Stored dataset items
## begin

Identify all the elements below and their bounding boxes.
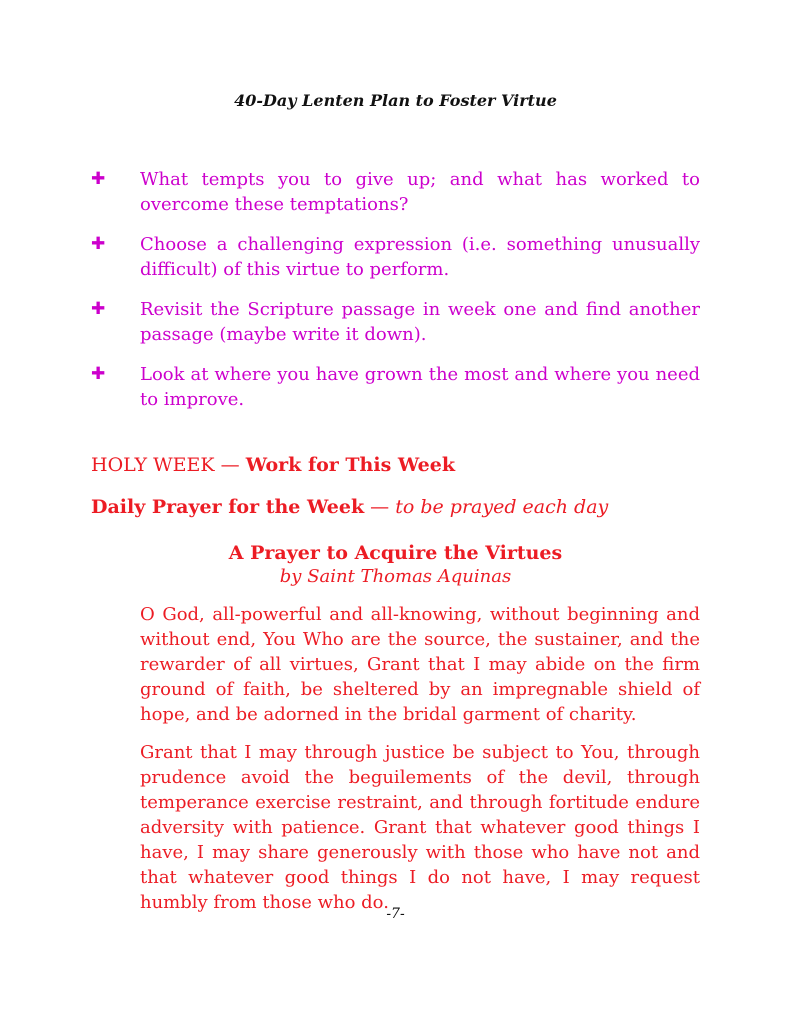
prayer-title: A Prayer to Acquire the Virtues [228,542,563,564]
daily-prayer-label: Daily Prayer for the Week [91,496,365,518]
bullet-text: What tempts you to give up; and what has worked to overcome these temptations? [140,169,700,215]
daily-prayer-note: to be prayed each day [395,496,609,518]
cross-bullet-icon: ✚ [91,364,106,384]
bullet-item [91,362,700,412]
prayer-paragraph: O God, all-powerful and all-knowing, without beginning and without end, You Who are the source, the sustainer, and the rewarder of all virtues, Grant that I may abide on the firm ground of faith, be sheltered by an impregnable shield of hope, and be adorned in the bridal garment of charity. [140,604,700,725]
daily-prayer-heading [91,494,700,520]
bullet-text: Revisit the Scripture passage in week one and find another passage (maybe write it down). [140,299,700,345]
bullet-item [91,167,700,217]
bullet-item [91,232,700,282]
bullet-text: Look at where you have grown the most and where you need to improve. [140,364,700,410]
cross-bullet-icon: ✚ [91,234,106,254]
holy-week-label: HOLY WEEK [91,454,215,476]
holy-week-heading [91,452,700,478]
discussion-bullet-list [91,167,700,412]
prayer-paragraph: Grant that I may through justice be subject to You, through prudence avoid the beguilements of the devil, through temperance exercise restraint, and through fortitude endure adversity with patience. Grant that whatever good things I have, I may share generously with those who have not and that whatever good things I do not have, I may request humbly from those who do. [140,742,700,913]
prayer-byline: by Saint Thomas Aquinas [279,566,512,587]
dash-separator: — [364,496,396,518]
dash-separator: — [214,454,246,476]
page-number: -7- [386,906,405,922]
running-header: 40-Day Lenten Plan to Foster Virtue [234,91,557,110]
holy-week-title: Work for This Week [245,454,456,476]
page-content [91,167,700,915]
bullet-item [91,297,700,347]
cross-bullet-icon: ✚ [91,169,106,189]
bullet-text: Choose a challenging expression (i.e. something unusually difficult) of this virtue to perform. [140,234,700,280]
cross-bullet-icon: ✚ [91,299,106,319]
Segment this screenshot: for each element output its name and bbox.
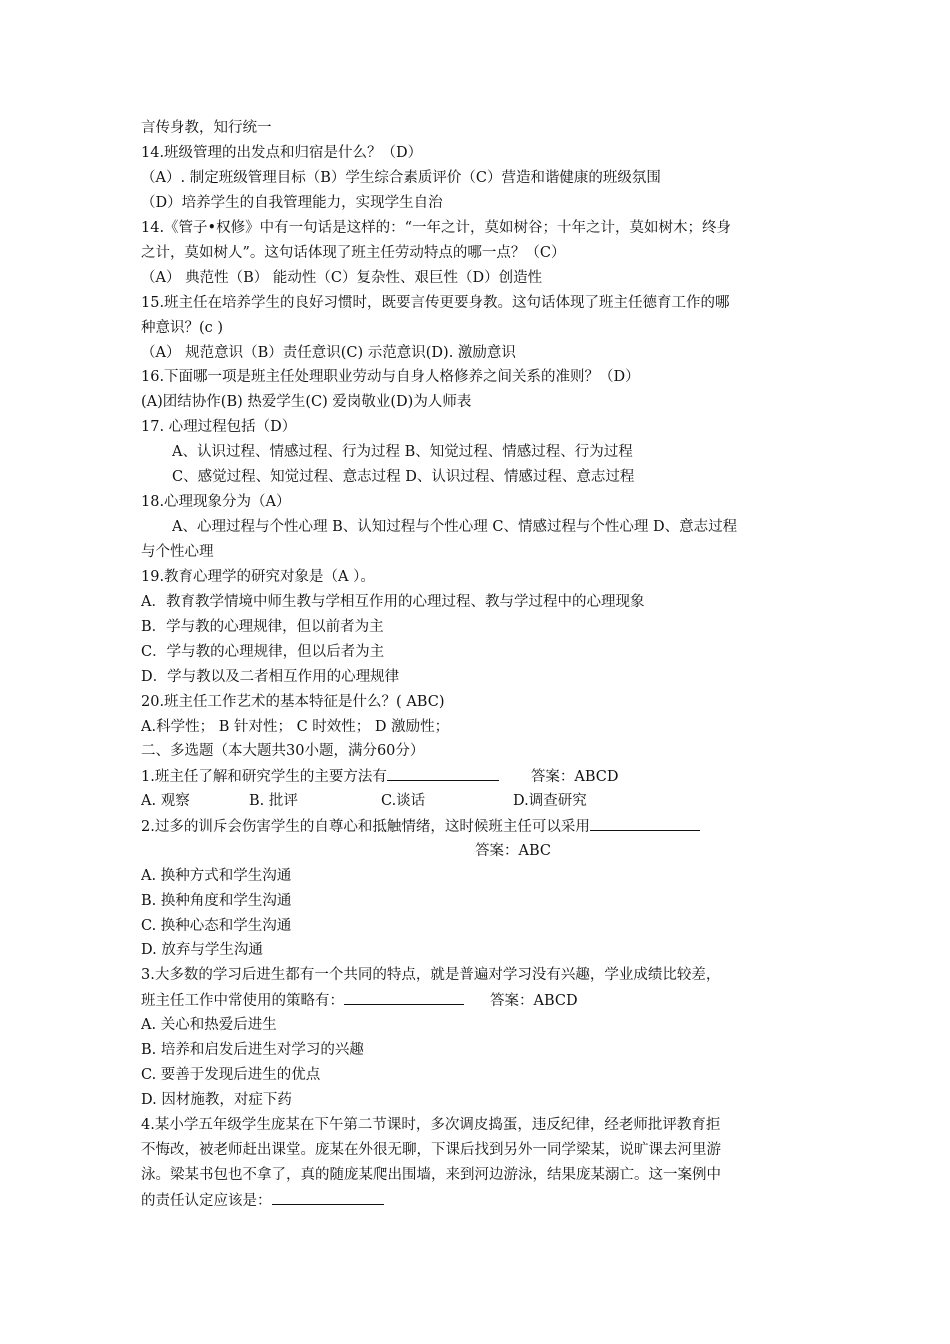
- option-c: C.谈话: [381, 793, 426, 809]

## end

■ **Written request**: Find every line in the material above that contains the word "have", and copy each of those lines in full.

■ **Written answer**:
bullet-text: Look at where you have grown the most and where you need to improve. [140,364,700,410]
prayer-paragraph: Grant that I may through justice be subject to You, through prudence avoid the beguilements of the devil, through temperance exercise restraint, and through fortitude endure adversity with patience. Grant that whatever good things I have, I may share generously with those who have not and that whatever good things I do not have, I may request humbly from those who do. [140,742,700,913]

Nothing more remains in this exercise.